== YOUR OBJECTIVE ==
Write the entries out again exactly as they stand, but without the pictures.

Dataset listings of figures
<<<<
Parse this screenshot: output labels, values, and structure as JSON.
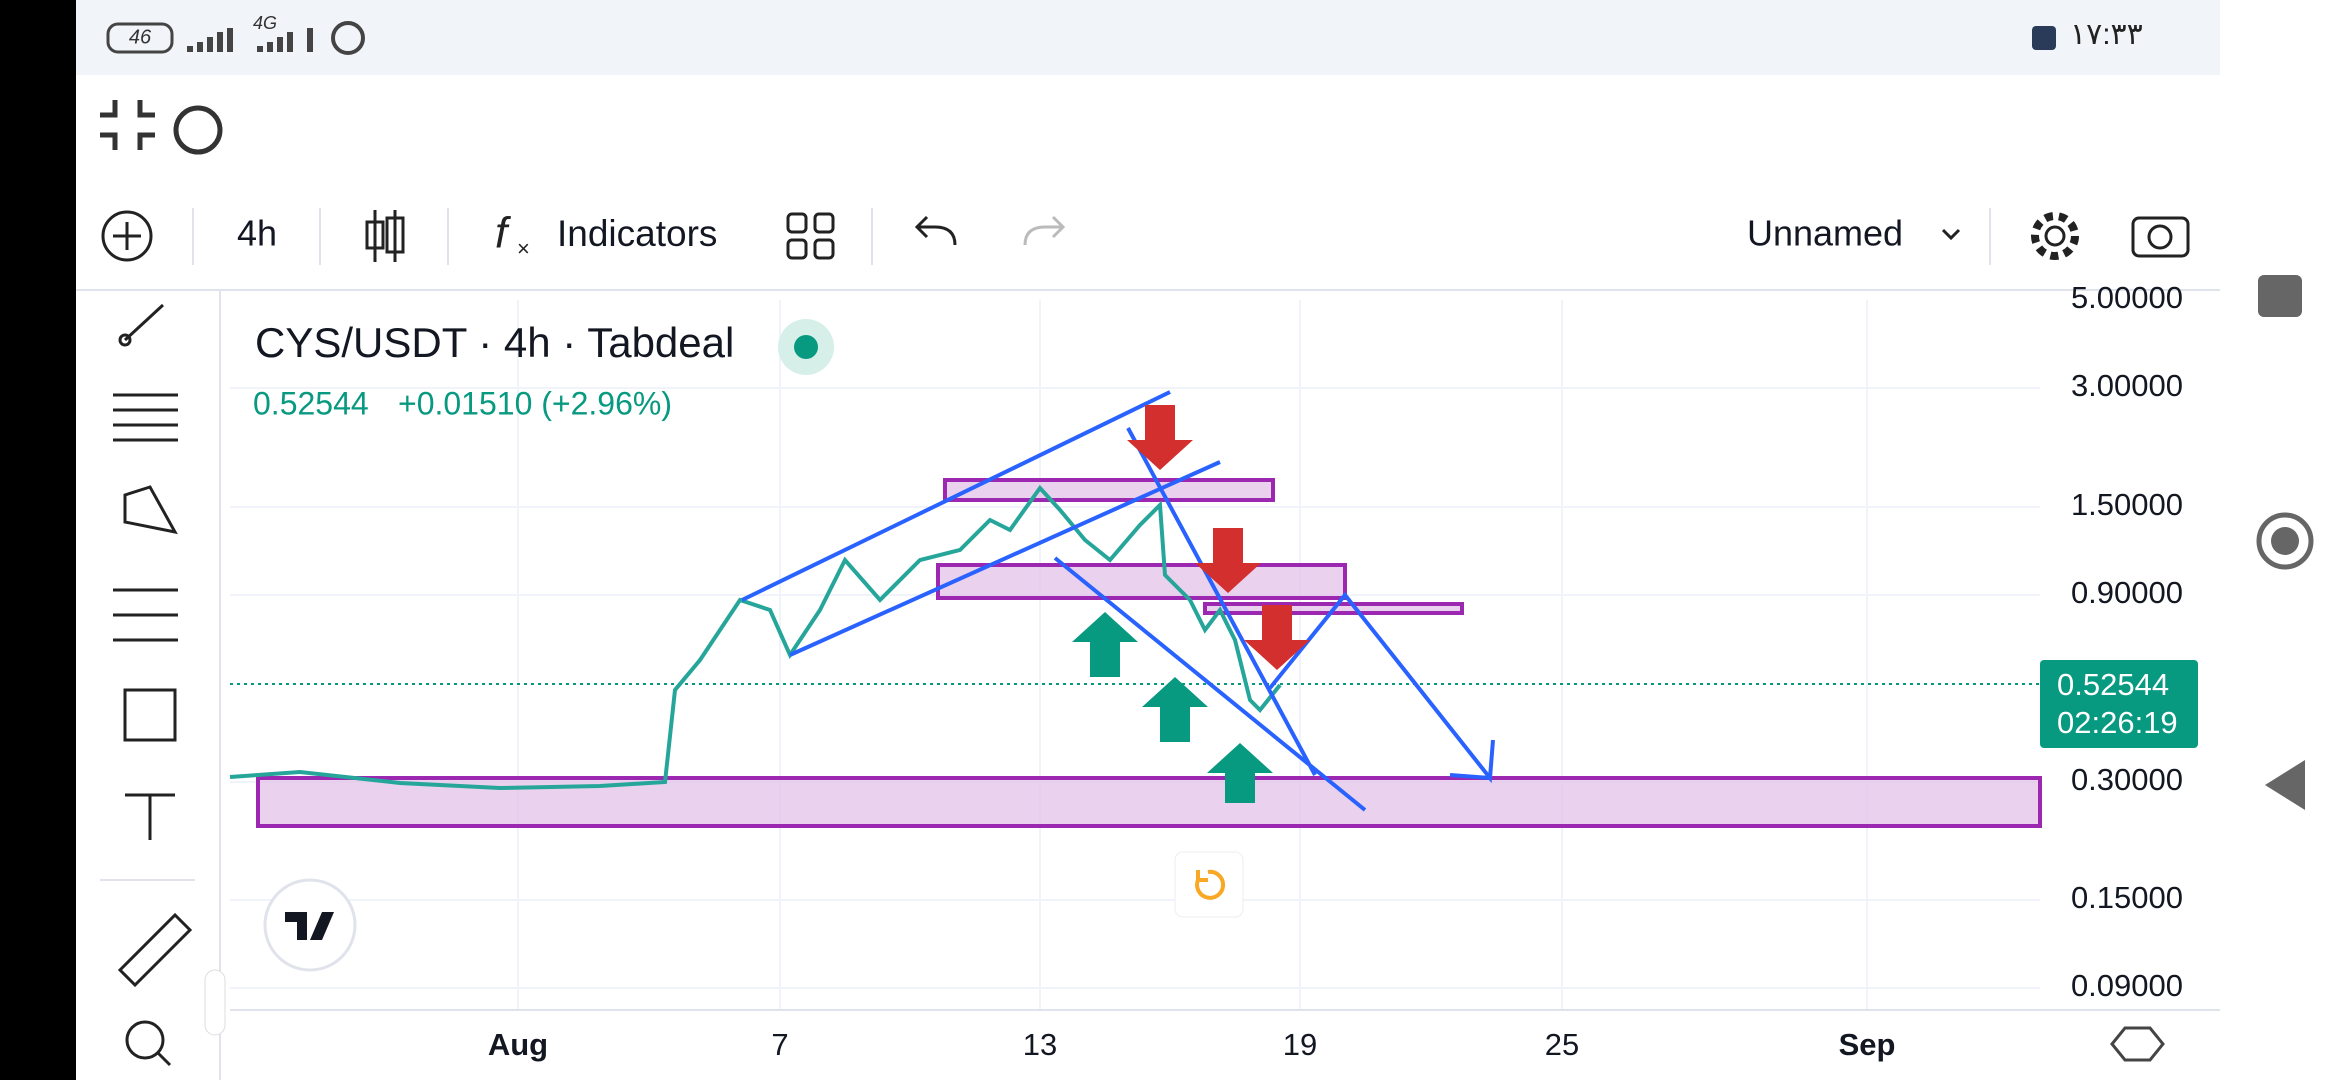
{
  "status": {
    "battery": "46",
    "network": "4G",
    "time": "۱۷:۳۳"
  },
  "toolbar": {
    "interval": "4h",
    "indicators": "Indicators",
    "layout": "Unnamed"
  },
  "chart": {
    "title": "CYS/USDT · 4h · Tabdeal",
    "last": "0.52544",
    "change": "+0.01510 (+2.96%)",
    "price_labels": [
      "5.00000",
      "3.00000",
      "1.50000",
      "0.90000",
      "0.30000",
      "0.15000",
      "0.09000"
    ],
    "badge_price": "0.52544",
    "badge_timer": "02:26:19",
    "date_labels": [
      "Aug",
      "7",
      "13",
      "19",
      "25",
      "Sep"
    ]
  }
}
>>>>
== RESULT ==
Parse this screenshot: output labels, values, and structure as JSON.
{
  "status": {
    "battery": "46",
    "network": "4G",
    "time": "۱۷:۳۳"
  },
  "toolbar": {
    "interval": "4h",
    "indicators": "Indicators",
    "layout": "Unnamed"
  },
  "chart": {
    "title": "CYS/USDT · 4h · Tabdeal",
    "last": "0.52544",
    "change": "+0.01510 (+2.96%)",
    "price_labels": [
      "5.00000",
      "3.00000",
      "1.50000",
      "0.90000",
      "0.30000",
      "0.15000",
      "0.09000"
    ],
    "badge_price": "0.52544",
    "badge_timer": "02:26:19",
    "date_labels": [
      "Aug",
      "7",
      "13",
      "19",
      "25",
      "Sep"
    ]
  }
}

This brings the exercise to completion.